◆ Objective ◆
Show every line in the records below that contains the word "emoji".

(Entries from a dataset)
______________________________
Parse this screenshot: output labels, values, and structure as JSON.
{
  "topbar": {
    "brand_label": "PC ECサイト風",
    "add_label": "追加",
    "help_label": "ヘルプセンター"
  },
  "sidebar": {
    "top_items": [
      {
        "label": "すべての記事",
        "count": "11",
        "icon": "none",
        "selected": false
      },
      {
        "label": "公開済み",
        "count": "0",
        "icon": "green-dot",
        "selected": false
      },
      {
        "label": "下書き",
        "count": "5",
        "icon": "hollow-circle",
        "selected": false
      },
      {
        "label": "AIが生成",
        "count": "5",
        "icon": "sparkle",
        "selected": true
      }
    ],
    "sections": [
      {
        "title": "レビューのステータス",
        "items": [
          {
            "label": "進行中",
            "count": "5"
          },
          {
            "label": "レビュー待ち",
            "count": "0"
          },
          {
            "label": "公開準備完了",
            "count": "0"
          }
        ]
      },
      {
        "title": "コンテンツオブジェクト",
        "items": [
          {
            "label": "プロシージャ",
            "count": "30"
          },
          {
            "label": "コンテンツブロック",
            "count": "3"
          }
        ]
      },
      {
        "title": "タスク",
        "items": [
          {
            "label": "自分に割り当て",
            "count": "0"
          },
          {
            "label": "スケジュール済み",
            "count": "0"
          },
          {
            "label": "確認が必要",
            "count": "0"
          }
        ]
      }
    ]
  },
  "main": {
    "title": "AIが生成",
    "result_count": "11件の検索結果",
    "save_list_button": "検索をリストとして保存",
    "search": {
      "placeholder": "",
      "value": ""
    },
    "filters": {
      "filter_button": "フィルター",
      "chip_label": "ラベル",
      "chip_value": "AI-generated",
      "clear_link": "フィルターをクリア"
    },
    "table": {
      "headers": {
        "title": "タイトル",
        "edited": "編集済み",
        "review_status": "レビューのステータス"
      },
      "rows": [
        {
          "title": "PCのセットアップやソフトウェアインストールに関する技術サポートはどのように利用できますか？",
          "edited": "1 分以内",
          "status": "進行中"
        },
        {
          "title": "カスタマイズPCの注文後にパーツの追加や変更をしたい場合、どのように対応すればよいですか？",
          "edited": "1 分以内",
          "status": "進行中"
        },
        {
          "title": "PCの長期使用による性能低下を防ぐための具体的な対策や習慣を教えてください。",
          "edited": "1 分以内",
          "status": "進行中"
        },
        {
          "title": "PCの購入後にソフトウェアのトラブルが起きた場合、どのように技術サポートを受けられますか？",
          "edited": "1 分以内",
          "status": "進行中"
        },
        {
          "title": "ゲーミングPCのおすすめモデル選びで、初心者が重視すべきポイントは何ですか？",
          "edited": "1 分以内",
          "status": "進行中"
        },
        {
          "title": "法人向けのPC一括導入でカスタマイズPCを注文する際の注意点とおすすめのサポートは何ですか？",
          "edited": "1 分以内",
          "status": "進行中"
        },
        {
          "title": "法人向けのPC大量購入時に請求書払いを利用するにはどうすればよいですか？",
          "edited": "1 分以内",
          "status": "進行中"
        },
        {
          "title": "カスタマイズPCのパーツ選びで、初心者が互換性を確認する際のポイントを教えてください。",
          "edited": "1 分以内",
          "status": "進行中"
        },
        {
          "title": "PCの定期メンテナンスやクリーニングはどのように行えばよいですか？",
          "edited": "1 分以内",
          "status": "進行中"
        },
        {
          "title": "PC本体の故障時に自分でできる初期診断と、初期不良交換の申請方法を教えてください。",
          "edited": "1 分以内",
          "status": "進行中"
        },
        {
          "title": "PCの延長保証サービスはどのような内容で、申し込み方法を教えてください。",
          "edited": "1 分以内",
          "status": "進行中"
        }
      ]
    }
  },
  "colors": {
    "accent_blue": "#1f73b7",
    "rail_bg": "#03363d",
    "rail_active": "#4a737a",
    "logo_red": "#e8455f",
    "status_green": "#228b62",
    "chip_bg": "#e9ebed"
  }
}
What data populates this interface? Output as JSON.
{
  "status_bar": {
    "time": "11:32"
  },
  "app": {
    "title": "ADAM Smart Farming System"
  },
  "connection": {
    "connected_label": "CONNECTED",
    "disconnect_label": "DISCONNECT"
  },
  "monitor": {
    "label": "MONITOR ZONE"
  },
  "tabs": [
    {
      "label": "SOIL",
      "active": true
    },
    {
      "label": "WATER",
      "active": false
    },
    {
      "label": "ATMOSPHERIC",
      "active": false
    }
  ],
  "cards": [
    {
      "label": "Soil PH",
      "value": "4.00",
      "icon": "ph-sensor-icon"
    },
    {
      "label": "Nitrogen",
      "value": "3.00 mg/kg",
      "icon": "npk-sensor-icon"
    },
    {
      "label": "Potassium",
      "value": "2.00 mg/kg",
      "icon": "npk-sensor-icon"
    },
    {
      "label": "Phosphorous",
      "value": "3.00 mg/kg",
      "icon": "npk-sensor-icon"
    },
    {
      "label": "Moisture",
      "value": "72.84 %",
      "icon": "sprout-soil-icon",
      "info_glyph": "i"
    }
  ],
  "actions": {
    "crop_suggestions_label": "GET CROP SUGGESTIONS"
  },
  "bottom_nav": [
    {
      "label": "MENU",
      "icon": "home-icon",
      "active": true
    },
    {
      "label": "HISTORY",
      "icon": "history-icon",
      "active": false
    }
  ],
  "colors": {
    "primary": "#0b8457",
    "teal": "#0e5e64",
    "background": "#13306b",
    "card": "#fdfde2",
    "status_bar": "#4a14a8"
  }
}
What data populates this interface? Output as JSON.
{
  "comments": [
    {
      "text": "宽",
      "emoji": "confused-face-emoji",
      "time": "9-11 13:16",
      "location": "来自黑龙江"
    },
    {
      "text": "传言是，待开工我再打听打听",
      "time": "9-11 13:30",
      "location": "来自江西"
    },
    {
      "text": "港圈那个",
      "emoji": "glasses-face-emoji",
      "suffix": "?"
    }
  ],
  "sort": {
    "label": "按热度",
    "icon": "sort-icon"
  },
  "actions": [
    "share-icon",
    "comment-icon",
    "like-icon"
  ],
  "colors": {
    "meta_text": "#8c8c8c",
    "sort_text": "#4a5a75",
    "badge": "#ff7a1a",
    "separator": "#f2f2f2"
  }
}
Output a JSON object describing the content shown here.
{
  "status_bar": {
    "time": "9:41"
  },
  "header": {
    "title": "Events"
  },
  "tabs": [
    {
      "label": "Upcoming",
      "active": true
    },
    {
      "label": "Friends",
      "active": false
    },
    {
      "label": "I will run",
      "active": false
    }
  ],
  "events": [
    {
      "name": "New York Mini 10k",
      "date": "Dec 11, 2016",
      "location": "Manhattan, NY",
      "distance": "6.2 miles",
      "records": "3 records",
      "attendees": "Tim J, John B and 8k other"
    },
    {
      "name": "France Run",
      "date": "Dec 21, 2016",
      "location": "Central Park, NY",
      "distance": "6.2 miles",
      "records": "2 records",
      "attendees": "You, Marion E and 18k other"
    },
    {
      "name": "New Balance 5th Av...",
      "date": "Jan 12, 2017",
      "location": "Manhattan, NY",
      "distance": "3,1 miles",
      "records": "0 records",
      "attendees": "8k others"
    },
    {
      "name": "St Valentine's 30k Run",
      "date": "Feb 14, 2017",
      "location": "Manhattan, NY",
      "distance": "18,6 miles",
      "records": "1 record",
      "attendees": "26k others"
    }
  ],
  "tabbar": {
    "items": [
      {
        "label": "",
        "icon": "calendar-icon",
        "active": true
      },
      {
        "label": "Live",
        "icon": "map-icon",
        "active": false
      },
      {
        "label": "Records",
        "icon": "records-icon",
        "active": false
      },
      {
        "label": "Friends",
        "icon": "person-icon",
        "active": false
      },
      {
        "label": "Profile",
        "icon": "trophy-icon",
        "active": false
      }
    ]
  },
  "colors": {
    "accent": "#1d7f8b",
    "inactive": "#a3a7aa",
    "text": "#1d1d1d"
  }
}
______________________________
◆ Result of this exercise ◆
      "emoji": "confused-face-emoji",
      "emoji": "glasses-face-emoji",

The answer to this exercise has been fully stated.